*Exercise task*. Quote all of the data that follows exactly as written, skipping the images.

*Provided information*.
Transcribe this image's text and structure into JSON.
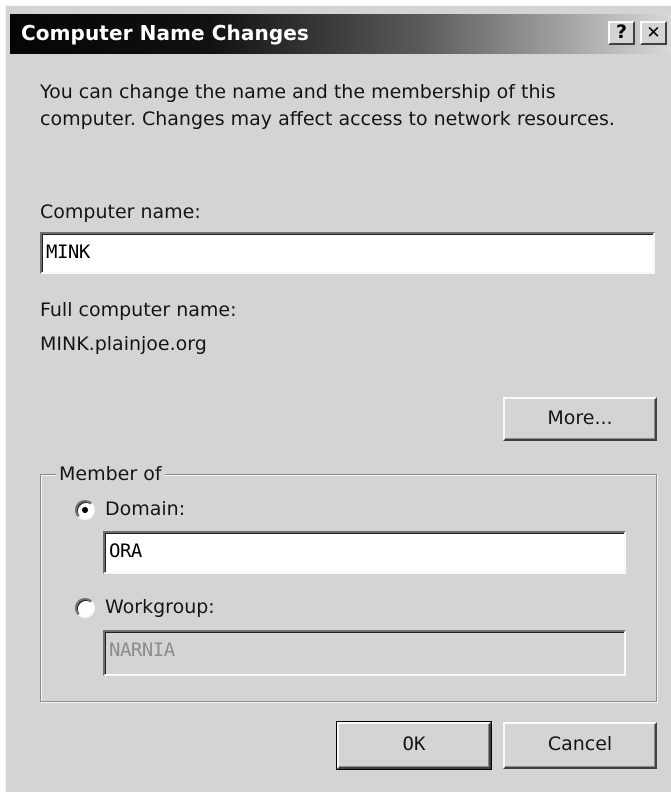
{
  "window": {
    "title": "Computer Name Changes",
    "help_label": "?",
    "close_label": "✕"
  },
  "intro": {
    "line1": "You can change the name and the membership of this",
    "line2": "computer. Changes may affect access to network resources."
  },
  "computer_name": {
    "label": "Computer name:",
    "value": "MINK"
  },
  "full_name": {
    "label": "Full computer name:",
    "value": "MINK.plainjoe.org"
  },
  "more_button": "More...",
  "member_of": {
    "label": "Member of",
    "domain": {
      "label": "Domain:",
      "value": "ORA",
      "selected": true
    },
    "workgroup": {
      "label": "Workgroup:",
      "value": "NARNIA",
      "selected": false
    }
  },
  "buttons": {
    "ok": "OK",
    "cancel": "Cancel"
  }
}
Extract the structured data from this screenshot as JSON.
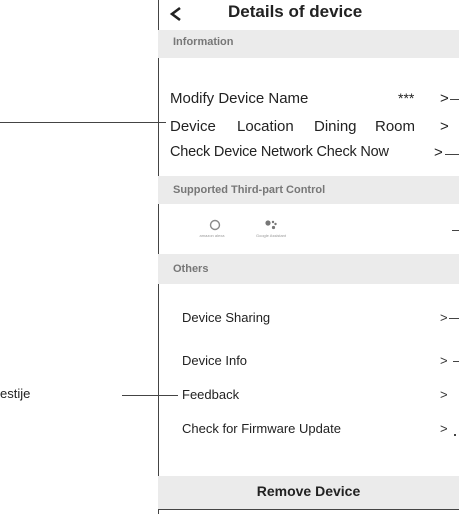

*Exercise answer*.
Transcribe this image's text and structure into JSON.
{
  "window": {
    "title": "Computer Name Changes",
    "help_label": "?",
    "close_label": "✕"
  },
  "intro": {
    "line1": "You can change the name and the membership of this",
    "line2": "computer. Changes may affect access to network resources."
  },
  "computer_name": {
    "label": "Computer name:",
    "value": "MINK"
  },
  "full_name": {
    "label": "Full computer name:",
    "value": "MINK.plainjoe.org"
  },
  "more_button": "More...",
  "member_of": {
    "label": "Member of",
    "domain": {
      "label": "Domain:",
      "value": "ORA",
      "selected": true
    },
    "workgroup": {
      "label": "Workgroup:",
      "value": "NARNIA",
      "selected": false
    }
  },
  "buttons": {
    "ok": "OK",
    "cancel": "Cancel"
  }
}
Extract the structured data from this screenshot as JSON.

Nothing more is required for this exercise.